■ Exercise instructions: Scan the lines below for the word "symbol". Copy each line you find it in.

■ Data to use:
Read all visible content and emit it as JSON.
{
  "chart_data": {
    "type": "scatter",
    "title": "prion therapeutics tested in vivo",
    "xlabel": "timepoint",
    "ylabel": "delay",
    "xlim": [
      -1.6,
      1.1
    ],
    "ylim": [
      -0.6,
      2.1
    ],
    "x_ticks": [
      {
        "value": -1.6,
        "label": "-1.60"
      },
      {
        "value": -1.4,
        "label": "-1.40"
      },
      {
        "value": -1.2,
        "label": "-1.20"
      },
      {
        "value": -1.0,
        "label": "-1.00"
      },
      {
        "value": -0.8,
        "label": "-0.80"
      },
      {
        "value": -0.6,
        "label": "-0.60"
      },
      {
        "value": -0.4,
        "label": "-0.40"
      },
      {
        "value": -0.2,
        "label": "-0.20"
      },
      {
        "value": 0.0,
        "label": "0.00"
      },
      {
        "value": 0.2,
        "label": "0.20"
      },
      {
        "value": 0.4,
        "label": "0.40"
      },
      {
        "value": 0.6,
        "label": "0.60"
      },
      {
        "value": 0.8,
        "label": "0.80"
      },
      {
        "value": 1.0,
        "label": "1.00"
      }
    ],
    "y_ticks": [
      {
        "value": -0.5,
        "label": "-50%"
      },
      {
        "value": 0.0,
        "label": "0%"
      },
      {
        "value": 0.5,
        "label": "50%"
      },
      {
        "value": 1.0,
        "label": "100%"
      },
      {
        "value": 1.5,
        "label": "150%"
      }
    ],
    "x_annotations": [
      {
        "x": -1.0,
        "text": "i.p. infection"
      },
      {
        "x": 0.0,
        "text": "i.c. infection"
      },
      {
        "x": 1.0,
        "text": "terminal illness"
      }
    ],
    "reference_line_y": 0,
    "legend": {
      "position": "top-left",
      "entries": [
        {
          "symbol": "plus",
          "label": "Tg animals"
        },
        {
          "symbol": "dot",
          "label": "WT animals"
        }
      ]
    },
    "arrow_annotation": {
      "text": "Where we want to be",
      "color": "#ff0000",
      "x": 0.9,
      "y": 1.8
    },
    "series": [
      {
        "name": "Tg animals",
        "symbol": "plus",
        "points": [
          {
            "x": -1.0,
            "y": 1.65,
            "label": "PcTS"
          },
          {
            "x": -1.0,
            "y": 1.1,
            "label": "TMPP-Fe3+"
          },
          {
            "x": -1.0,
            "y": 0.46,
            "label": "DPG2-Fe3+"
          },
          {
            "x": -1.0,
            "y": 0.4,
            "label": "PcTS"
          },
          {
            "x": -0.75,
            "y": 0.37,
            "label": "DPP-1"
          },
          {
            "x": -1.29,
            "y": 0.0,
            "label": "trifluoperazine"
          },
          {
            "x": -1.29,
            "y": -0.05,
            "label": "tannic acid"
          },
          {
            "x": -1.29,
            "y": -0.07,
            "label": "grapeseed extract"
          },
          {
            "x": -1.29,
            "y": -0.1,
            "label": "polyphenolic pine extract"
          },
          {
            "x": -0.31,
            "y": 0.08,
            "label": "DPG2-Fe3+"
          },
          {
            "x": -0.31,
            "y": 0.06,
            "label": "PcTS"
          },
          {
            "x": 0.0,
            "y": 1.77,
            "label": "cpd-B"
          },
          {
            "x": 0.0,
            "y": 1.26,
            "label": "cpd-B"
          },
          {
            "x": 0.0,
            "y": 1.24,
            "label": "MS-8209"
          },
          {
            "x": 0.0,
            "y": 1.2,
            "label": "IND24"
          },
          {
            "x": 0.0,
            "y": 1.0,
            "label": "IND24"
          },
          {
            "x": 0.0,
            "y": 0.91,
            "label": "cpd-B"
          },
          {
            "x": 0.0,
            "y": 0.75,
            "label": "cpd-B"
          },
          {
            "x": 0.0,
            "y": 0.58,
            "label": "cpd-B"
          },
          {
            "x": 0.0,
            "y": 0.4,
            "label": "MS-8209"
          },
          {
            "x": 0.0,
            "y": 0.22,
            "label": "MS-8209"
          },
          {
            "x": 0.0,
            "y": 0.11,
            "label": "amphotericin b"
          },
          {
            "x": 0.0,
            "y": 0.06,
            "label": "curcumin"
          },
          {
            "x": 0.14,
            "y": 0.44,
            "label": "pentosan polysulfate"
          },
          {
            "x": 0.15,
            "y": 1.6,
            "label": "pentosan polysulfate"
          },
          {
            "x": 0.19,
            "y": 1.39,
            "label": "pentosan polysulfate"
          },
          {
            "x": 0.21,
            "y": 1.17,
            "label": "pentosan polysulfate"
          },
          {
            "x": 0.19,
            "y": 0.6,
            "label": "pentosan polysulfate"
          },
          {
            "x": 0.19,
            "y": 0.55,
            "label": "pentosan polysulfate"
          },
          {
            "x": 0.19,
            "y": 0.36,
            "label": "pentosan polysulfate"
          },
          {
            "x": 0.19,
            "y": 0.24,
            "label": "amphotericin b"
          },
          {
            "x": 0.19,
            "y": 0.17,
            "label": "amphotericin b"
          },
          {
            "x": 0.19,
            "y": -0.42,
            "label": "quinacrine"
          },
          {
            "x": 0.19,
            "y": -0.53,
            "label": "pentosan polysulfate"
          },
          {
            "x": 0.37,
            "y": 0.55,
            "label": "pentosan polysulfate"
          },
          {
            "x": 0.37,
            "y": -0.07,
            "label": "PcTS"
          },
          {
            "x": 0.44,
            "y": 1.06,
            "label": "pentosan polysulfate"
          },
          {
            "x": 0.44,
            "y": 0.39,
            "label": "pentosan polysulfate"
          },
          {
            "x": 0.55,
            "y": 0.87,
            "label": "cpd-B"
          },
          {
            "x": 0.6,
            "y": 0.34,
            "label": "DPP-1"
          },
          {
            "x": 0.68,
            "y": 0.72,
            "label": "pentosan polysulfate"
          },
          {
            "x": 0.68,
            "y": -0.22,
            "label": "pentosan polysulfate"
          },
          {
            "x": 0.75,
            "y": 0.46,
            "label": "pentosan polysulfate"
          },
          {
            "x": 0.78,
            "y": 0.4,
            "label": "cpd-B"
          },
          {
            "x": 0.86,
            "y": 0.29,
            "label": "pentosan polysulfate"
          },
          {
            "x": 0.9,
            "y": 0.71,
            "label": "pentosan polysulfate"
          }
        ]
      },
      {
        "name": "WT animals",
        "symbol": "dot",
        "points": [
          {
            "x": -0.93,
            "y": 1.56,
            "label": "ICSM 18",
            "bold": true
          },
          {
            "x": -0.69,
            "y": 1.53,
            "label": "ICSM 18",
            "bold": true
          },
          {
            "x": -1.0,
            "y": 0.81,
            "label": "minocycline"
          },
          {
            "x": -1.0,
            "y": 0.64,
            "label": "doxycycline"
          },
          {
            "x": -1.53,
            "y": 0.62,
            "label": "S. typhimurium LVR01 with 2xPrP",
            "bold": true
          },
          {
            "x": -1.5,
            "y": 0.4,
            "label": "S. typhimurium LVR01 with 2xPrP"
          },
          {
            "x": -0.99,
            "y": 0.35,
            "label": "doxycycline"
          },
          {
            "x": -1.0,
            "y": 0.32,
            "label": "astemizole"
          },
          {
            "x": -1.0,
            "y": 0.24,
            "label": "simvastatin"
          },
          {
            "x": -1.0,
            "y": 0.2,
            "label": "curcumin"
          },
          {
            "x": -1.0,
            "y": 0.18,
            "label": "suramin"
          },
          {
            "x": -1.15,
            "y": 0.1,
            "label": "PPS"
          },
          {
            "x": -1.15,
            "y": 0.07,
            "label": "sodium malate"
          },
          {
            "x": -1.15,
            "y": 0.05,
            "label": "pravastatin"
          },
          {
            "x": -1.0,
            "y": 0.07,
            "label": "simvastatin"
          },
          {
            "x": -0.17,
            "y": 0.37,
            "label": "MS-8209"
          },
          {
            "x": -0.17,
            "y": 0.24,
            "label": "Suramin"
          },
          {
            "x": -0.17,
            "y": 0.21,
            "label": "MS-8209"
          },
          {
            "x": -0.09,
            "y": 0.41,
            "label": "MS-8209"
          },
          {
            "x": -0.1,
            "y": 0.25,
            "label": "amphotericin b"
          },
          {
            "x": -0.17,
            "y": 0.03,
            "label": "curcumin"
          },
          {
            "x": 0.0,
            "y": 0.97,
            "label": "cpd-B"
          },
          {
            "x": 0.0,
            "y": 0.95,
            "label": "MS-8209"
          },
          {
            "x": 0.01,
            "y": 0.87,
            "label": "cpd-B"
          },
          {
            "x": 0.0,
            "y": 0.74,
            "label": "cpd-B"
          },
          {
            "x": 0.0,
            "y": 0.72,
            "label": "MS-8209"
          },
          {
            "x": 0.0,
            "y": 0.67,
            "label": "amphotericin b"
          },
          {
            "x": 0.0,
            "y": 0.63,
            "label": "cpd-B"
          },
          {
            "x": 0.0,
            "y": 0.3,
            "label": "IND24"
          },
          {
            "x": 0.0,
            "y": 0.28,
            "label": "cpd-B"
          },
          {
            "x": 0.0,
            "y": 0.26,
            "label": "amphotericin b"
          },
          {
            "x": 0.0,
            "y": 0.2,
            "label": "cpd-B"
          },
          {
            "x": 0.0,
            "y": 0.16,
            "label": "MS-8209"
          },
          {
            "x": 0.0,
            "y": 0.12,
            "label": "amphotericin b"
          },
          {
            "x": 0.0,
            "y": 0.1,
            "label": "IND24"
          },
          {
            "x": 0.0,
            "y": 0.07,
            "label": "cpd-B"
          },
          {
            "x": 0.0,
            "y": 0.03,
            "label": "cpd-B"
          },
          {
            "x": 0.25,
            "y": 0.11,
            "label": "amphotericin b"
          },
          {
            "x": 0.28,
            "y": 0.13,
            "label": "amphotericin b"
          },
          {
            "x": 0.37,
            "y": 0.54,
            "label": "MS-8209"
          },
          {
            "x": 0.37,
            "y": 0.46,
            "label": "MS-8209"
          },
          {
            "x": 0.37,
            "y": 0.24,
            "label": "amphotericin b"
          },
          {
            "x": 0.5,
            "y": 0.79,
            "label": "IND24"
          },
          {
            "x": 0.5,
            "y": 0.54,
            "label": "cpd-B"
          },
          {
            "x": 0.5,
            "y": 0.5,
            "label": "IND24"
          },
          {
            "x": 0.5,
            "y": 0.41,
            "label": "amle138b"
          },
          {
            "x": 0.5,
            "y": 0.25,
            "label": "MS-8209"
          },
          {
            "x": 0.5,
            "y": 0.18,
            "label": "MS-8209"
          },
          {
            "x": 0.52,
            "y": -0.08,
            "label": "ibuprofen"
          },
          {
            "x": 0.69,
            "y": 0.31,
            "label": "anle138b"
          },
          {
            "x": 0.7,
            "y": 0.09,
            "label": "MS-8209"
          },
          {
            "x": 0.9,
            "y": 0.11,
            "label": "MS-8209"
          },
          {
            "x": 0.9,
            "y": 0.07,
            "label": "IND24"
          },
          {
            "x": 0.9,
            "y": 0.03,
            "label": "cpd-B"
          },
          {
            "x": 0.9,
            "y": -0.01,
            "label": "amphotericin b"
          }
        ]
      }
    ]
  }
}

■ Exercise response:
          "symbol": "plus",
          "symbol": "dot",
        "symbol": "plus",
        "symbol": "dot",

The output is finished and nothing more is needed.